§ Raw data:
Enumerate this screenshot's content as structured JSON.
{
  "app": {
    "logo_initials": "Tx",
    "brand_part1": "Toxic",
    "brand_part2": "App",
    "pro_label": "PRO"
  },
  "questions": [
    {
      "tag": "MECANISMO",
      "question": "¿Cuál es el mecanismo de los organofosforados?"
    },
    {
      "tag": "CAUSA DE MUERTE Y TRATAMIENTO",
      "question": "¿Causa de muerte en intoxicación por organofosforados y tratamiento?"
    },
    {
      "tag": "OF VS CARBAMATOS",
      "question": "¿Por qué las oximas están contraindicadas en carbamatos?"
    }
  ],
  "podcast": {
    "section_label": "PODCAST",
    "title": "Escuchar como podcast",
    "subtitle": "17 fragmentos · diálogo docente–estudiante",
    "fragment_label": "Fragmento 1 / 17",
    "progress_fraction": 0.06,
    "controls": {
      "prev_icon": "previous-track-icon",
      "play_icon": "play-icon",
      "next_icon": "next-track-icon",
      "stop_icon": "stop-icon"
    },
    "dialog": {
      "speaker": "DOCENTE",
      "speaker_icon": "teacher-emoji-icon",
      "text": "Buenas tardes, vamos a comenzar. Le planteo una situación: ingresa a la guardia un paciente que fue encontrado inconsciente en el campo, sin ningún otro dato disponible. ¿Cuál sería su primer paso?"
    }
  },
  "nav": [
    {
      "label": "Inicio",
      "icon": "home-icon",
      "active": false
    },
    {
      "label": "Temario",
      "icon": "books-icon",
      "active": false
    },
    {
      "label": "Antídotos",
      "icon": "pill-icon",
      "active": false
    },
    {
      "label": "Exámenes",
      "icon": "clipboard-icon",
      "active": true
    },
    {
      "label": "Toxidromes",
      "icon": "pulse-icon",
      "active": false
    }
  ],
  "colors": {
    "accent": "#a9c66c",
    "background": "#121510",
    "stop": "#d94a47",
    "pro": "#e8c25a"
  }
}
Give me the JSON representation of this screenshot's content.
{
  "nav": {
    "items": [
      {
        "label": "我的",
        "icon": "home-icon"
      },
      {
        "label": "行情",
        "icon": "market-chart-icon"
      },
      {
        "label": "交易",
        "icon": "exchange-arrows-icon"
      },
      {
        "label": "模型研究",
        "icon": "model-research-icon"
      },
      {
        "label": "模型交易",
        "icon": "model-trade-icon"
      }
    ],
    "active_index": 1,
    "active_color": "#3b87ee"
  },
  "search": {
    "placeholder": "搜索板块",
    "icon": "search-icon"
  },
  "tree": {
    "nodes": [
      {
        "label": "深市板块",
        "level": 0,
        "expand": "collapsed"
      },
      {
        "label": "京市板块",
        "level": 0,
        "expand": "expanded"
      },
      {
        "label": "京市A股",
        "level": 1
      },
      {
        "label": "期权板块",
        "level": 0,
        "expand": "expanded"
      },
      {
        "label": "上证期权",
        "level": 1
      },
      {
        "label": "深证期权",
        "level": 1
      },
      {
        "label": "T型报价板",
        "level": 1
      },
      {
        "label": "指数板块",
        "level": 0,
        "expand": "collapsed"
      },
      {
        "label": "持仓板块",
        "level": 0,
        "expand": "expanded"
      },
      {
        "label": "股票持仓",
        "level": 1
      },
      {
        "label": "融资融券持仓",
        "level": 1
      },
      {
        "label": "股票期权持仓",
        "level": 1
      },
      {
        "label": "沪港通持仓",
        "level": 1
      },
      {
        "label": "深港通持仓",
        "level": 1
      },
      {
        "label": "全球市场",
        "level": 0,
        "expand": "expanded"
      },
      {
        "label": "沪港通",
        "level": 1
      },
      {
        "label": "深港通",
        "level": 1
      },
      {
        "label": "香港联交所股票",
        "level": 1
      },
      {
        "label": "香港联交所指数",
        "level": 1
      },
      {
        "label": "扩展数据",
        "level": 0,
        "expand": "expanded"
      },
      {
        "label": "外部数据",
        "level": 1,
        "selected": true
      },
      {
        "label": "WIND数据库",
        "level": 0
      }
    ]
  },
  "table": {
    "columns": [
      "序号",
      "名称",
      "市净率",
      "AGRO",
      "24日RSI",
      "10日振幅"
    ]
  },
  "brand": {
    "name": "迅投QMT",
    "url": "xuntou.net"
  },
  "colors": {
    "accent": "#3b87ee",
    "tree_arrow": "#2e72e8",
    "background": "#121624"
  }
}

§ What is expected: Extract all of the data above and output it character for character.

§ Exercise solution:
Enumerate this screenshot's content as structured JSON.
{
  "app": {
    "logo_initials": "Tx",
    "brand_part1": "Toxic",
    "brand_part2": "App",
    "pro_label": "PRO"
  },
  "questions": [
    {
      "tag": "MECANISMO",
      "question": "¿Cuál es el mecanismo de los organofosforados?"
    },
    {
      "tag": "CAUSA DE MUERTE Y TRATAMIENTO",
      "question": "¿Causa de muerte en intoxicación por organofosforados y tratamiento?"
    },
    {
      "tag": "OF VS CARBAMATOS",
      "question": "¿Por qué las oximas están contraindicadas en carbamatos?"
    }
  ],
  "podcast": {
    "section_label": "PODCAST",
    "title": "Escuchar como podcast",
    "subtitle": "17 fragmentos · diálogo docente–estudiante",
    "fragment_label": "Fragmento 1 / 17",
    "progress_fraction": 0.06,
    "controls": {
      "prev_icon": "previous-track-icon",
      "play_icon": "play-icon",
      "next_icon": "next-track-icon",
      "stop_icon": "stop-icon"
    },
    "dialog": {
      "speaker": "DOCENTE",
      "speaker_icon": "teacher-emoji-icon",
      "text": "Buenas tardes, vamos a comenzar. Le planteo una situación: ingresa a la guardia un paciente que fue encontrado inconsciente en el campo, sin ningún otro dato disponible. ¿Cuál sería su primer paso?"
    }
  },
  "nav": [
    {
      "label": "Inicio",
      "icon": "home-icon",
      "active": false
    },
    {
      "label": "Temario",
      "icon": "books-icon",
      "active": false
    },
    {
      "label": "Antídotos",
      "icon": "pill-icon",
      "active": false
    },
    {
      "label": "Exámenes",
      "icon": "clipboard-icon",
      "active": true
    },
    {
      "label": "Toxidromes",
      "icon": "pulse-icon",
      "active": false
    }
  ],
  "colors": {
    "accent": "#a9c66c",
    "background": "#121510",
    "stop": "#d94a47",
    "pro": "#e8c25a"
  }
}
Give me the JSON representation of this screenshot's content.
{
  "nav": {
    "items": [
      {
        "label": "我的",
        "icon": "home-icon"
      },
      {
        "label": "行情",
        "icon": "market-chart-icon"
      },
      {
        "label": "交易",
        "icon": "exchange-arrows-icon"
      },
      {
        "label": "模型研究",
        "icon": "model-research-icon"
      },
      {
        "label": "模型交易",
        "icon": "model-trade-icon"
      }
    ],
    "active_index": 1,
    "active_color": "#3b87ee"
  },
  "search": {
    "placeholder": "搜索板块",
    "icon": "search-icon"
  },
  "tree": {
    "nodes": [
      {
        "label": "深市板块",
        "level": 0,
        "expand": "collapsed"
      },
      {
        "label": "京市板块",
        "level": 0,
        "expand": "expanded"
      },
      {
        "label": "京市A股",
        "level": 1
      },
      {
        "label": "期权板块",
        "level": 0,
        "expand": "expanded"
      },
      {
        "label": "上证期权",
        "level": 1
      },
      {
        "label": "深证期权",
        "level": 1
      },
      {
        "label": "T型报价板",
        "level": 1
      },
      {
        "label": "指数板块",
        "level": 0,
        "expand": "collapsed"
      },
      {
        "label": "持仓板块",
        "level": 0,
        "expand": "expanded"
      },
      {
        "label": "股票持仓",
        "level": 1
      },
      {
        "label": "融资融券持仓",
        "level": 1
      },
      {
        "label": "股票期权持仓",
        "level": 1
      },
      {
        "label": "沪港通持仓",
        "level": 1
      },
      {
        "label": "深港通持仓",
        "level": 1
      },
      {
        "label": "全球市场",
        "level": 0,
        "expand": "expanded"
      },
      {
        "label": "沪港通",
        "level": 1
      },
      {
        "label": "深港通",
        "level": 1
      },
      {
        "label": "香港联交所股票",
        "level": 1
      },
      {
        "label": "香港联交所指数",
        "level": 1
      },
      {
        "label": "扩展数据",
        "level": 0,
        "expand": "expanded"
      },
      {
        "label": "外部数据",
        "level": 1,
        "selected": true
      },
      {
        "label": "WIND数据库",
        "level": 0
      }
    ]
  },
  "table": {
    "columns": [
      "序号",
      "名称",
      "市净率",
      "AGRO",
      "24日RSI",
      "10日振幅"
    ]
  },
  "brand": {
    "name": "迅投QMT",
    "url": "xuntou.net"
  },
  "colors": {
    "accent": "#3b87ee",
    "tree_arrow": "#2e72e8",
    "background": "#121624"
  }
}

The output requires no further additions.